== Requirements ==
Wherever the word "подключения" appears in a line, extract that line.

== Provided material ==
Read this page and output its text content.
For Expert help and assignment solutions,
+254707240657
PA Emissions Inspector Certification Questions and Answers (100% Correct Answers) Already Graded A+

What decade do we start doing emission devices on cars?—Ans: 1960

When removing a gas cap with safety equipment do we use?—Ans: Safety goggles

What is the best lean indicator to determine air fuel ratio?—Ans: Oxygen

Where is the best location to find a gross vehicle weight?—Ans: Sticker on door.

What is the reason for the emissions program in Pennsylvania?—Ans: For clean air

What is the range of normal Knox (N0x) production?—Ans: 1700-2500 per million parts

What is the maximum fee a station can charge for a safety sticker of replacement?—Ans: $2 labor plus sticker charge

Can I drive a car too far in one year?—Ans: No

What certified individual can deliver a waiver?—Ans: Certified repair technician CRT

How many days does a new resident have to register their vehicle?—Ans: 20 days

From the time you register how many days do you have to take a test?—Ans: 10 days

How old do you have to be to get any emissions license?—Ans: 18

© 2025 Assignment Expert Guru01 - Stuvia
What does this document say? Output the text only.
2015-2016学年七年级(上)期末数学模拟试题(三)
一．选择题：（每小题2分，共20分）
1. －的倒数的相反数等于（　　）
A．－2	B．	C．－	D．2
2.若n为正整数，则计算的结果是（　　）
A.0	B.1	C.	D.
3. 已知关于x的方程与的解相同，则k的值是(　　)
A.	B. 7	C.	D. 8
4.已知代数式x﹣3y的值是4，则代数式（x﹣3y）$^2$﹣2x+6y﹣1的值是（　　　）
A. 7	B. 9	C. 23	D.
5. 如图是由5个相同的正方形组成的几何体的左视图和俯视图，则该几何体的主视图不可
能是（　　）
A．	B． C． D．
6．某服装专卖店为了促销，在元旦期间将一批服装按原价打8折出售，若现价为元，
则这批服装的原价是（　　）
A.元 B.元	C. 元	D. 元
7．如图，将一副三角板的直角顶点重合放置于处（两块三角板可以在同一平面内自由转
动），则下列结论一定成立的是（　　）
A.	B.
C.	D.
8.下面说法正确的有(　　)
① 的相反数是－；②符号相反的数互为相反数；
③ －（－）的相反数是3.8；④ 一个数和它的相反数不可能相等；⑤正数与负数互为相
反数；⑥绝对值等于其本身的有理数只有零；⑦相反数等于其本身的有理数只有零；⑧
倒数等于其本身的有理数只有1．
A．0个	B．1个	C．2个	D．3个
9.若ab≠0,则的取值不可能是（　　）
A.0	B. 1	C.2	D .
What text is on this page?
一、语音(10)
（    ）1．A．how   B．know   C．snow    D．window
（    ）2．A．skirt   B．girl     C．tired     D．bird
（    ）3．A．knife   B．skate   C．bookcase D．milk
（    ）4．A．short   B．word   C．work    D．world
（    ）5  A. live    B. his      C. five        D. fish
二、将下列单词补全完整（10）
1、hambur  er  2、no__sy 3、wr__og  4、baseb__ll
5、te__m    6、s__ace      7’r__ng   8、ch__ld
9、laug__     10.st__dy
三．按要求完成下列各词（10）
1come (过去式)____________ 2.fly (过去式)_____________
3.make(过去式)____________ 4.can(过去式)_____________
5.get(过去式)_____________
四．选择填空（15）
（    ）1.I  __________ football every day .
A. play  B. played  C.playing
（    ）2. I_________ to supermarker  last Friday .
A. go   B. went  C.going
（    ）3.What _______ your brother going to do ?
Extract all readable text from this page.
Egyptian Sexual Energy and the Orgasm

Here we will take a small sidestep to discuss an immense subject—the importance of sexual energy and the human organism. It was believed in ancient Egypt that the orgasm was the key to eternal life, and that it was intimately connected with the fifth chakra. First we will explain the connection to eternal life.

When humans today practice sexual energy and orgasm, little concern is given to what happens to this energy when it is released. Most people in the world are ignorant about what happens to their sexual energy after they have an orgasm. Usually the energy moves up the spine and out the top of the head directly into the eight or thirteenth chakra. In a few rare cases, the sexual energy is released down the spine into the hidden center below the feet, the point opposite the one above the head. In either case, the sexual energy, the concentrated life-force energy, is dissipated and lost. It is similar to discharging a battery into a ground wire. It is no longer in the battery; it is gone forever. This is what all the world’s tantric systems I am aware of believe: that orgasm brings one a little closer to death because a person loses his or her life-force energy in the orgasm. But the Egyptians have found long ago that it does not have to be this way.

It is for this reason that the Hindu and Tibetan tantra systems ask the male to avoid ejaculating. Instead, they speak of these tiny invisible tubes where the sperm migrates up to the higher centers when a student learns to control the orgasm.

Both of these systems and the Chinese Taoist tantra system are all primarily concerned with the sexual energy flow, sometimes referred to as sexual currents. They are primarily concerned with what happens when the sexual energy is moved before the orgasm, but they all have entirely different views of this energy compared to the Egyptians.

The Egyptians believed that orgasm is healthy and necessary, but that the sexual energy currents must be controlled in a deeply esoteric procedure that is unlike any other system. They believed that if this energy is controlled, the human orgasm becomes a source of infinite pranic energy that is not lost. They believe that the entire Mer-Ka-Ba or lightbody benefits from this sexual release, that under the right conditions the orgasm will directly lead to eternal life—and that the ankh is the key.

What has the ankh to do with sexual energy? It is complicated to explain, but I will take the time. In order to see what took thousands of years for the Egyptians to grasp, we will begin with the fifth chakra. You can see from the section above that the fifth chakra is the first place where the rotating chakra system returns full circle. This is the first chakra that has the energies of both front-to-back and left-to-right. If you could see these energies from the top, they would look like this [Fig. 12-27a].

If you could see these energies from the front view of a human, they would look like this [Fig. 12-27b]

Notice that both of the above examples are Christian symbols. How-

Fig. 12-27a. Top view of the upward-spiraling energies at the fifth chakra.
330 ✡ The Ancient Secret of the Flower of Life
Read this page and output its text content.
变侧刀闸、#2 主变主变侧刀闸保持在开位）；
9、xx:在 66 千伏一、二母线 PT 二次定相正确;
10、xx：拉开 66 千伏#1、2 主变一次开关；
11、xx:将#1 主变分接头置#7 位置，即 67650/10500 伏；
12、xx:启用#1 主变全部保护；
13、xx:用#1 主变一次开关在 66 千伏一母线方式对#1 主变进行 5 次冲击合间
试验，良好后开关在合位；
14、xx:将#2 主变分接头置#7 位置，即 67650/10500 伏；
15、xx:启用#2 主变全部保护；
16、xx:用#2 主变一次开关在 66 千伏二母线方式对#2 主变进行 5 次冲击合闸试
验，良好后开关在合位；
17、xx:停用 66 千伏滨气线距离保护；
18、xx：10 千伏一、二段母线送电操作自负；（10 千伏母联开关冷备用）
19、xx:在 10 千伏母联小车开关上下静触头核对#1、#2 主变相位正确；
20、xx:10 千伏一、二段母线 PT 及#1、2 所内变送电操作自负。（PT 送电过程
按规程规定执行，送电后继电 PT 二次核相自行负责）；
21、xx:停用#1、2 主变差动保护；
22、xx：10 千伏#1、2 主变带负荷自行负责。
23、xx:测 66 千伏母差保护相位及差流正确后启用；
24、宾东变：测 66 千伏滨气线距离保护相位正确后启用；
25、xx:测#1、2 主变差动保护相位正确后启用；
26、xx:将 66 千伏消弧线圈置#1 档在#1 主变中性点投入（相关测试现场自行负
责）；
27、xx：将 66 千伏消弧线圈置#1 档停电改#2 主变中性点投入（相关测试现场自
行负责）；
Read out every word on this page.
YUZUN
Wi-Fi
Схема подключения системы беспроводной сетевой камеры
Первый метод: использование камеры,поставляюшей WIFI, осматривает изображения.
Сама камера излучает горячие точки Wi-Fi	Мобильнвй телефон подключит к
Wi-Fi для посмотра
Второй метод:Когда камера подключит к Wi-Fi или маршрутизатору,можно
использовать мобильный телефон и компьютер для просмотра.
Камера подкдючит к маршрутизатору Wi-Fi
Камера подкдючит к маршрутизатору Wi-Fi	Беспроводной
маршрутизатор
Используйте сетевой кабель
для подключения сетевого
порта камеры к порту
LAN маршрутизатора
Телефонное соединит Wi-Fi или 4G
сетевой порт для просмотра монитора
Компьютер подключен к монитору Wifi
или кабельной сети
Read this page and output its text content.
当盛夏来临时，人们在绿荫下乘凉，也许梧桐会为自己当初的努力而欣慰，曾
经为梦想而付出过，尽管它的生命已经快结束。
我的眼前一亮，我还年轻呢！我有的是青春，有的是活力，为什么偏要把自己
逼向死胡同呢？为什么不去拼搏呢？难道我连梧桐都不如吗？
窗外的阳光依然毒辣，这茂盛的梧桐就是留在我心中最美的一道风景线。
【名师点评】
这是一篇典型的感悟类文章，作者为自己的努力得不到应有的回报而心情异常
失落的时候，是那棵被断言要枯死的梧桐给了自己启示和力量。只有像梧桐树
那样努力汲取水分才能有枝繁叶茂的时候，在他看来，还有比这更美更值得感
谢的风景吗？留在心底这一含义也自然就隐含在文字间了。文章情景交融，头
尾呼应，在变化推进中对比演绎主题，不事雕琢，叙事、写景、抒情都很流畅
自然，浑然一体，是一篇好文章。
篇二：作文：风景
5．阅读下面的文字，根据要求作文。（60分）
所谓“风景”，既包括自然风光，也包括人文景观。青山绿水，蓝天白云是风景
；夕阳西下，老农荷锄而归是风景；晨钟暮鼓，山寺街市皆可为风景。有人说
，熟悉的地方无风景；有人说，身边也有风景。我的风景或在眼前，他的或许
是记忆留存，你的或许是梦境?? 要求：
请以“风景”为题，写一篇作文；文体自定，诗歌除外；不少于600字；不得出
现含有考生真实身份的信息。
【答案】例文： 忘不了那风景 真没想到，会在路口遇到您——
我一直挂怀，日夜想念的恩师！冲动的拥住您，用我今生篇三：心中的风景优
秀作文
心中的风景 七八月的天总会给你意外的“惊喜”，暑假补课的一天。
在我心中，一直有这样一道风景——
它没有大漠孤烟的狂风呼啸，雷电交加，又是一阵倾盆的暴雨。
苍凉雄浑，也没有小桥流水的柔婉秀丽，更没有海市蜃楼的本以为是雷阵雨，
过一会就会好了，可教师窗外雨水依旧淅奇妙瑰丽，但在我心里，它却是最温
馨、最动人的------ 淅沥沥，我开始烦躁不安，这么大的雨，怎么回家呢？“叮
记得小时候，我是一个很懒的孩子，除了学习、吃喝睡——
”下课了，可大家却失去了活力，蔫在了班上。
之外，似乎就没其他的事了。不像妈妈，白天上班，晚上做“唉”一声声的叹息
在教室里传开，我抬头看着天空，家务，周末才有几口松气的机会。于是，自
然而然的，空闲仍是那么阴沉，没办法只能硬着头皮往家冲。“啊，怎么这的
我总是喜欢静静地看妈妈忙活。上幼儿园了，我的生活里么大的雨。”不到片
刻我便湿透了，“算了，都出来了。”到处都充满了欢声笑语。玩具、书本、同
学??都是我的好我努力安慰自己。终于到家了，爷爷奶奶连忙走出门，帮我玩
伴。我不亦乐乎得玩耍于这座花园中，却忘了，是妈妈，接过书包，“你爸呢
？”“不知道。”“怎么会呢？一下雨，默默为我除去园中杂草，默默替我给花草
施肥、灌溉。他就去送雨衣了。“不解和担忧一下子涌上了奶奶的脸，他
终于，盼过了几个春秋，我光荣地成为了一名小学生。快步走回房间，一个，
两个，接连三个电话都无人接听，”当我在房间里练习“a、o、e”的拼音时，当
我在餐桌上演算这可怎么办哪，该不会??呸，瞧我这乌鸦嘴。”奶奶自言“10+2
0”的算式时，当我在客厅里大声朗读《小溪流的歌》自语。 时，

== In response ==
Схема подключения системы беспроводной сетевой камеры
для подключения сетевого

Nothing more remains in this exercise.